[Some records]
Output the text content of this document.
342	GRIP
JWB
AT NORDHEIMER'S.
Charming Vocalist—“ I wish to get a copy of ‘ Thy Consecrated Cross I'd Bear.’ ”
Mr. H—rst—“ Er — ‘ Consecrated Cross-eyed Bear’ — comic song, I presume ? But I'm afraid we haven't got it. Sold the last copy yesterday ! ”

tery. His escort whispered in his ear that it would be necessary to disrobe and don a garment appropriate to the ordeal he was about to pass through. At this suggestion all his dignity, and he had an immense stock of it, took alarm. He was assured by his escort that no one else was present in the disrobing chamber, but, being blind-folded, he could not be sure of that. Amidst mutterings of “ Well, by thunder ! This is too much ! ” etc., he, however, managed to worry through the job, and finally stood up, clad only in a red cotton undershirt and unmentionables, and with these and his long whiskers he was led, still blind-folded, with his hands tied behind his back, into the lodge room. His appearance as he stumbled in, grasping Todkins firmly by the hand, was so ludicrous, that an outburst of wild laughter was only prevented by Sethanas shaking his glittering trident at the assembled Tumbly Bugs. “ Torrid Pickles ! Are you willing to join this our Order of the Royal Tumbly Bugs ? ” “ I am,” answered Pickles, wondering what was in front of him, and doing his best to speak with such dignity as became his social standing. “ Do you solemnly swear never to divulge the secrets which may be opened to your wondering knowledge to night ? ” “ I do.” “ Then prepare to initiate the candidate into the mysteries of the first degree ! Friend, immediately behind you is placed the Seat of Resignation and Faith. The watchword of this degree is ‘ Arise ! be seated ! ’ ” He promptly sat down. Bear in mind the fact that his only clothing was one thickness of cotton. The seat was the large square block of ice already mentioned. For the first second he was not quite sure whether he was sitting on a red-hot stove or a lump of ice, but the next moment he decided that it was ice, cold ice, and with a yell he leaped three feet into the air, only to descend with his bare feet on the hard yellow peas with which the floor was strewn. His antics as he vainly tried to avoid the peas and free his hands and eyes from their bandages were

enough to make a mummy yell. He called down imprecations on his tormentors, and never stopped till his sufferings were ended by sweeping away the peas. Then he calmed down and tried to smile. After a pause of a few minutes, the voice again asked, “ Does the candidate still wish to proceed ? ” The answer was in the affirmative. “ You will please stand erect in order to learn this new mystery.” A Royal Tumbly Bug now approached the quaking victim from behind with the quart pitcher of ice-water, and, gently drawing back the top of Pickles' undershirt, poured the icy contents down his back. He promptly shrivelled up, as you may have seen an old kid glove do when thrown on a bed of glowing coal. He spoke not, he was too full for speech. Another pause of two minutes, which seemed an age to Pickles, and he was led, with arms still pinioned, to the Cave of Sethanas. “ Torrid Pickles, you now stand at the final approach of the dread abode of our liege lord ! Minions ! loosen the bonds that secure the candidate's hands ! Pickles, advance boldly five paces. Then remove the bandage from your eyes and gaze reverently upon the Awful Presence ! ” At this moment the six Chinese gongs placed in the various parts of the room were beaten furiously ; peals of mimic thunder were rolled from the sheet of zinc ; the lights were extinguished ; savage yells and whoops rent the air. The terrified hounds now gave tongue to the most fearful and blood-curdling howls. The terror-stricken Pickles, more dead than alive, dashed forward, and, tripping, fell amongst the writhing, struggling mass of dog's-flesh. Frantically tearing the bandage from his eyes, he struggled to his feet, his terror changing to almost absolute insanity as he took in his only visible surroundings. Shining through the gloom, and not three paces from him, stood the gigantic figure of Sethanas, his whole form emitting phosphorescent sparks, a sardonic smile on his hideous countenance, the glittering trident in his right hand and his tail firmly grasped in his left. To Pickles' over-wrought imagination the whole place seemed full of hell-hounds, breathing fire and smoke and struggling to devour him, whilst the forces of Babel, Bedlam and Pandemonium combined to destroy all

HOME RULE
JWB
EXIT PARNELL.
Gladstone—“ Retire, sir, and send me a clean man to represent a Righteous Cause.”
==
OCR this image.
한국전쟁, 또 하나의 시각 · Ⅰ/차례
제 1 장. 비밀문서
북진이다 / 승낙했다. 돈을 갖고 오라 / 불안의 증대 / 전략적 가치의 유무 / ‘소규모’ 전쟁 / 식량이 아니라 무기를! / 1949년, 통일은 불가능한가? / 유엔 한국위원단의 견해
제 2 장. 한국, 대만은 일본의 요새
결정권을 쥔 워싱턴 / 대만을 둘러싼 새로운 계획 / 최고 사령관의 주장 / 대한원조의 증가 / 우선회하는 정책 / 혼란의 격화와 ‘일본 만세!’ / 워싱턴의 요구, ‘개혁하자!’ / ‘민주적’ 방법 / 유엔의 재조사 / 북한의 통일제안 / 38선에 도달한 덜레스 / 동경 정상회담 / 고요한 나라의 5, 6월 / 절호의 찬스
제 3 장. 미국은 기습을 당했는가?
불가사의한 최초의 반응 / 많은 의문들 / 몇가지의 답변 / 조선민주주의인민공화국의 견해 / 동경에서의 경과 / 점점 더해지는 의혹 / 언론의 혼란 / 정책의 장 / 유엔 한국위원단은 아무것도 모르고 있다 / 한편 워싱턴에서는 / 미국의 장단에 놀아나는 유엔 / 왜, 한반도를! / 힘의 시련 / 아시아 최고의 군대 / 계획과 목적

**WHAT THE TASK ASKS**
Show the lines of the material that contain the word "copy".

**COMPLETE ANSWER**
Charming Vocalist—“ I wish to get a copy of ‘ Thy Consecrated Cross I'd Bear.’ ”
Mr. H—rst—“ Er — ‘ Consecrated Cross-eyed Bear’ — comic song, I presume ? But I'm afraid we haven't got it. Sold the last copy yesterday ! ”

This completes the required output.